=== EXTRACT TO READ ===
§ §

The game comes bundled with four special wireless controllers called Big Button Pads, which work similarly to the Buzz! buzzer controllers. Each Big Button Pad has one large "buzzer" button at the top and four smaller buttons for answering multiple-choice questions. The Big Button Pads use infrared rather than Microsoft's proprietary wireless standard, and while the Xbox 360 has an infrared receiver, it is not designed to interface with four devices simultaneously; therefore a sensor add-on is included and must be plugged into the Xbox 360 for the Big Button Pads to be usable.

==Reception==

Scene It? Lights, Camera, Action received mixed from critics upon release. On Metacritic, the game holds a score of 73/100 based on 41 reviews, indicating "mixed or average reviews". On GameRankings, the game holds a score of 73.56% based on 44 reviews.

Aggregate scores
| Aggregator | Score |
|---|---|
| GameRankings | 73.56% |
| Metacritic | 73/100 |

Review scores
| Publication | Score |
|---|---|
| Eurogamer | 7/10 |
| Game Informer | 8.5/10 |
| GameSpot | 7.5/10 |
| GameSpy | Star Half star |
| GamesRadar+ | Star Half star |
| GameZone | 7/10 |
| IGN | 7/10 |
| TeamXbox | 7.8/10 |

==Awards==
Scene It? Lights, Camera, Action was an Academy of Interactive Arts & Sciences nominee for 2007 Family Game of the Year.

==Sequel==
A sequel, Scene It? Box Office Smash was released on October 28, 2008.

§ §

=== Page segmentation data ===
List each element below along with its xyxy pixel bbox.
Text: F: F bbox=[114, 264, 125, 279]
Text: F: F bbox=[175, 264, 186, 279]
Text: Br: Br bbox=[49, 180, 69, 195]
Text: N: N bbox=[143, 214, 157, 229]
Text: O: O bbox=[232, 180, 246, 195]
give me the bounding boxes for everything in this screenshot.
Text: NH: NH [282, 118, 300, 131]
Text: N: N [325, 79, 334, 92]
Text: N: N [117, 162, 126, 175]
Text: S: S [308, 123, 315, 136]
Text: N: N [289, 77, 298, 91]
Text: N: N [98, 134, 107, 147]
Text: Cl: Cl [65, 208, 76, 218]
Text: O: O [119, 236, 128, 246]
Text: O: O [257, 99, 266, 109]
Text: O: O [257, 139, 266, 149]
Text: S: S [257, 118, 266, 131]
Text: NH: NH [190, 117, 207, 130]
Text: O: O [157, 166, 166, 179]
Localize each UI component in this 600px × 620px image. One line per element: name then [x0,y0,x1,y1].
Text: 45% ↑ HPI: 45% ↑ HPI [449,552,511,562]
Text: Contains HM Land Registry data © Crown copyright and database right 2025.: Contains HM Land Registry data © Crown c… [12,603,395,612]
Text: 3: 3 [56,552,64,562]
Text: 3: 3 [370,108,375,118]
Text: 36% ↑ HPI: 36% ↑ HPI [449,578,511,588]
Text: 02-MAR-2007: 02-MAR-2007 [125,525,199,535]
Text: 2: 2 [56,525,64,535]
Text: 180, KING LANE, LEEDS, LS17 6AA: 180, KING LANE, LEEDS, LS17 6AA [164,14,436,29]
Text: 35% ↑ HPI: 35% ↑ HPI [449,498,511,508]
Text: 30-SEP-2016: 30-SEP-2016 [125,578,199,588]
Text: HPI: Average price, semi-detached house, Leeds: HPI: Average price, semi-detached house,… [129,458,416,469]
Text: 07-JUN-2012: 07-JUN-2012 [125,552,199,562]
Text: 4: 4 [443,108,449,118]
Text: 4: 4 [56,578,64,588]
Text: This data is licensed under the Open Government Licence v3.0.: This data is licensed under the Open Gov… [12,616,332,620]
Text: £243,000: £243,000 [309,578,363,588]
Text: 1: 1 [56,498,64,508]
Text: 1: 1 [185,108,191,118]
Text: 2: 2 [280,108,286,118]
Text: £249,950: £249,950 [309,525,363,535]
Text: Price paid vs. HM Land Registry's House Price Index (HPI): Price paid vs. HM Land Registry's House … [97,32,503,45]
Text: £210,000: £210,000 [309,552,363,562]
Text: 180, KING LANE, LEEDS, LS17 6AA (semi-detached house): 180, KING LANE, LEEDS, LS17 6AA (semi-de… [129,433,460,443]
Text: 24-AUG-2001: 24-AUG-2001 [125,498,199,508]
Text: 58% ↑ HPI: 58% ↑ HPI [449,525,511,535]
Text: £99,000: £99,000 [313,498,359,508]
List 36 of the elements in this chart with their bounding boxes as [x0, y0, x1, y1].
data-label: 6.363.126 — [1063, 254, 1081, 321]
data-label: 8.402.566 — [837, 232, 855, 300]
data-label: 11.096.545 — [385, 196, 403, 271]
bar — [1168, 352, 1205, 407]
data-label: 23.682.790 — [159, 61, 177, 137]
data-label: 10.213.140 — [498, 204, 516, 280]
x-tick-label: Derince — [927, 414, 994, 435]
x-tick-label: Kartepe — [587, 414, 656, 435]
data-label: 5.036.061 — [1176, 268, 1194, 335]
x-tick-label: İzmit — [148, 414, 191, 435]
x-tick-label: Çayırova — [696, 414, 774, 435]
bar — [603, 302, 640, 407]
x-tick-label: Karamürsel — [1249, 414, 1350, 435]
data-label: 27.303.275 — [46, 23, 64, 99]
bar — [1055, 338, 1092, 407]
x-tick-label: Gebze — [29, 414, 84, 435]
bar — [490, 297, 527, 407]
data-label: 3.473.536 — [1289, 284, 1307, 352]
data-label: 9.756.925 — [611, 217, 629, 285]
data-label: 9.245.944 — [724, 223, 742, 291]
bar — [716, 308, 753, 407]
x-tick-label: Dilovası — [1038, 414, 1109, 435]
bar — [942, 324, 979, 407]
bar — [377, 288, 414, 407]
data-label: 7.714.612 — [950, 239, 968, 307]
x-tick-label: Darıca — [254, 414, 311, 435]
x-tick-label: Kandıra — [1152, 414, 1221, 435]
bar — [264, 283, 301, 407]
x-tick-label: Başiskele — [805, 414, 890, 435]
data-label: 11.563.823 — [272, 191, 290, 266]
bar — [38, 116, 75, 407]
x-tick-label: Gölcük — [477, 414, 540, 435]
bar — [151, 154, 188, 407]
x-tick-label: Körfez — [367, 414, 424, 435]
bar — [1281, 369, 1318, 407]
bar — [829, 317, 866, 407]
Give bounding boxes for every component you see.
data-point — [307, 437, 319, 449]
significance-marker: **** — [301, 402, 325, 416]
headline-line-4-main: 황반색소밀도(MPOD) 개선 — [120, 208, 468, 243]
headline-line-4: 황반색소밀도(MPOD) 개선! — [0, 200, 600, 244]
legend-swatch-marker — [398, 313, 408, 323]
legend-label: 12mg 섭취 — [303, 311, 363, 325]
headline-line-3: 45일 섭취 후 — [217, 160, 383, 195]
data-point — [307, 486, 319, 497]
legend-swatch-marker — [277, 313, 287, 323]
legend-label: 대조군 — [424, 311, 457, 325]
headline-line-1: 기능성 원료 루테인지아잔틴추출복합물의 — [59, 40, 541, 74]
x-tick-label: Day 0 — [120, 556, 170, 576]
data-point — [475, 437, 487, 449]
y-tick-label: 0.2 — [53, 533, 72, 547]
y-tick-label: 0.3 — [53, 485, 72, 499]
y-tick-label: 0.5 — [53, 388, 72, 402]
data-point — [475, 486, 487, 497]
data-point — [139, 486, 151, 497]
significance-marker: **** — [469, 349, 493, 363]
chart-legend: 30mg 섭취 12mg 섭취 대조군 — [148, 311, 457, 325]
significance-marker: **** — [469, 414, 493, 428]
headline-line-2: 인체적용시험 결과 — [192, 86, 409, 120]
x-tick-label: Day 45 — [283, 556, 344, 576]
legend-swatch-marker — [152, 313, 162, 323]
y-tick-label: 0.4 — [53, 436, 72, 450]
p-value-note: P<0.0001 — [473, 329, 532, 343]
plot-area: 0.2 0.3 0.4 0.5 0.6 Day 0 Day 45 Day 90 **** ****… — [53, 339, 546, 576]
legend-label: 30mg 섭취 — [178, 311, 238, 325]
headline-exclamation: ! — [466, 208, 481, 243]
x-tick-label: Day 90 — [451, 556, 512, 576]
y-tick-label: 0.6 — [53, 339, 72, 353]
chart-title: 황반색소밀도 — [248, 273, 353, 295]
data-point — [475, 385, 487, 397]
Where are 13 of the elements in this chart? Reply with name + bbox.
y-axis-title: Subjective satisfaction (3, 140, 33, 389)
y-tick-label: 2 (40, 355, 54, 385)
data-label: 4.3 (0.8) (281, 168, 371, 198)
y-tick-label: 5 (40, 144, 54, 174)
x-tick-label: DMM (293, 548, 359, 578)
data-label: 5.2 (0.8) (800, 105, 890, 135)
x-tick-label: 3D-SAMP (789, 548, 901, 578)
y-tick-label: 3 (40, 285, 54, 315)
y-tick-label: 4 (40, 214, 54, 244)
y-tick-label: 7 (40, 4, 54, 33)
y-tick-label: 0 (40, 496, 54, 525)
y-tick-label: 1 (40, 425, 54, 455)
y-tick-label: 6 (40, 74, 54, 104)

§ §

=== DIRECTIONS FOR THIS TASK ===
In the text about Scene It? Lights, Camera, Action, please rewrite the part that opens with the words containing "The game comes" and closes with "on 44 reviews.", substituting "Big Button Controllers" for "Big Button Pads".

=== ANSWER SPACE ===
The game comes bundled with four special wireless controllers called Big Button Controllers, which work similarly to the Buzz! buzzer controllers. Each Big Button Pad has one large "buzzer" button at the top and four smaller buttons for answering multiple-choice questions. The Big Button Controllers use infrared rather than Microsoft's proprietary wireless standard, and while the Xbox 360 has an infrared receiver, it is not designed to interface with four devices simultaneously; therefore a sensor add-on is included and must be plugged into the Xbox 360 for the Big Button Controllers to be usable.

==Reception==

Scene It? Lights, Camera, Action received mixed from critics upon release. On Metacritic, the game holds a score of 73/100 based on 41 reviews, indicating "mixed or average reviews". On GameRankings, the game holds a score of 73.56% based on 44 reviews.